> _EXERCISE TASK_
Could the lines from the one with "Convert this document image to plain text." through the end of the listing be restated exactly, with nothing else included?

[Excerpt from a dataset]
┌────────
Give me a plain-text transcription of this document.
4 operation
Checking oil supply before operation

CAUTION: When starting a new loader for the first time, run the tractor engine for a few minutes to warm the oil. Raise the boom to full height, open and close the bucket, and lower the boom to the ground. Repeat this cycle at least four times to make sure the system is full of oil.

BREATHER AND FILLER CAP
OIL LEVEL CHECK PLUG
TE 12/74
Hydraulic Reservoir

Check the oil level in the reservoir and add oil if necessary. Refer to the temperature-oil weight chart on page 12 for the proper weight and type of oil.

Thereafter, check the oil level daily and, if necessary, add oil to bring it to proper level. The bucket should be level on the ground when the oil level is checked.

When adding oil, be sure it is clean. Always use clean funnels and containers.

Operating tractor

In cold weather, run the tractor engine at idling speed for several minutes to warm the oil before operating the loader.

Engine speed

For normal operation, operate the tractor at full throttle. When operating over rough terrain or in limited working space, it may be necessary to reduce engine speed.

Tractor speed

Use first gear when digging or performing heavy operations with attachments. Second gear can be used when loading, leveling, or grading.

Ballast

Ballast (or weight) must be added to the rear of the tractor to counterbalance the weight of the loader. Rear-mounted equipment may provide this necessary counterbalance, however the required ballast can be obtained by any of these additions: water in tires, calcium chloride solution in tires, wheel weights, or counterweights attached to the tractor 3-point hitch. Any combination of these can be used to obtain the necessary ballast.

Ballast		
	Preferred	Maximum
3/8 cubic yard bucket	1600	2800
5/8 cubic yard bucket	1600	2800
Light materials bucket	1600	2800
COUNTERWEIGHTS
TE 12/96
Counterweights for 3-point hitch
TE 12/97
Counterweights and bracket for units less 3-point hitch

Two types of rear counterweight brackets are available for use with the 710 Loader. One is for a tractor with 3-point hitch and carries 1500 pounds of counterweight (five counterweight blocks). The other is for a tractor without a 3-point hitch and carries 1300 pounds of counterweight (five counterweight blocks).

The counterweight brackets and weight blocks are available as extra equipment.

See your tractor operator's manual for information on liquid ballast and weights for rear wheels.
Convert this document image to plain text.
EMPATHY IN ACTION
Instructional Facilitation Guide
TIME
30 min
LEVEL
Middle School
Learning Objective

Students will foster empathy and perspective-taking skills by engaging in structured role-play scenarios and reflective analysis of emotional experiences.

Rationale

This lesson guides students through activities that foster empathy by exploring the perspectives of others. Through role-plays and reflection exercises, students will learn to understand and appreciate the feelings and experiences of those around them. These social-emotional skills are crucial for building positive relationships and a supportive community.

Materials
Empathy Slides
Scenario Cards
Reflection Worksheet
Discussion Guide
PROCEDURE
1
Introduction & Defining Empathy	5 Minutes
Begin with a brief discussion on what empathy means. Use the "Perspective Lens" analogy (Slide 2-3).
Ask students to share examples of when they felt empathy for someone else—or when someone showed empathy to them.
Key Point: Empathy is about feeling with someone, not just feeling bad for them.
└────────
> _CORRECT OUTPUT_
Convert this document image to plain text.
EMPATHY IN ACTION
Instructional Facilitation Guide
TIME
30 min
LEVEL
Middle School
Learning Objective

Students will foster empathy and perspective-taking skills by engaging in structured role-play scenarios and reflective analysis of emotional experiences.

Rationale

This lesson guides students through activities that foster empathy by exploring the perspectives of others. Through role-plays and reflection exercises, students will learn to understand and appreciate the feelings and experiences of those around them. These social-emotional skills are crucial for building positive relationships and a supportive community.

Materials
Empathy Slides
Scenario Cards
Reflection Worksheet
Discussion Guide
PROCEDURE
1
Introduction & Defining Empathy	5 Minutes
Begin with a brief discussion on what empathy means. Use the "Perspective Lens" analogy (Slide 2-3).
Ask students to share examples of when they felt empathy for someone else—or when someone showed empathy to them.
Key Point: Empathy is about feeling with someone, not just feeling bad for them.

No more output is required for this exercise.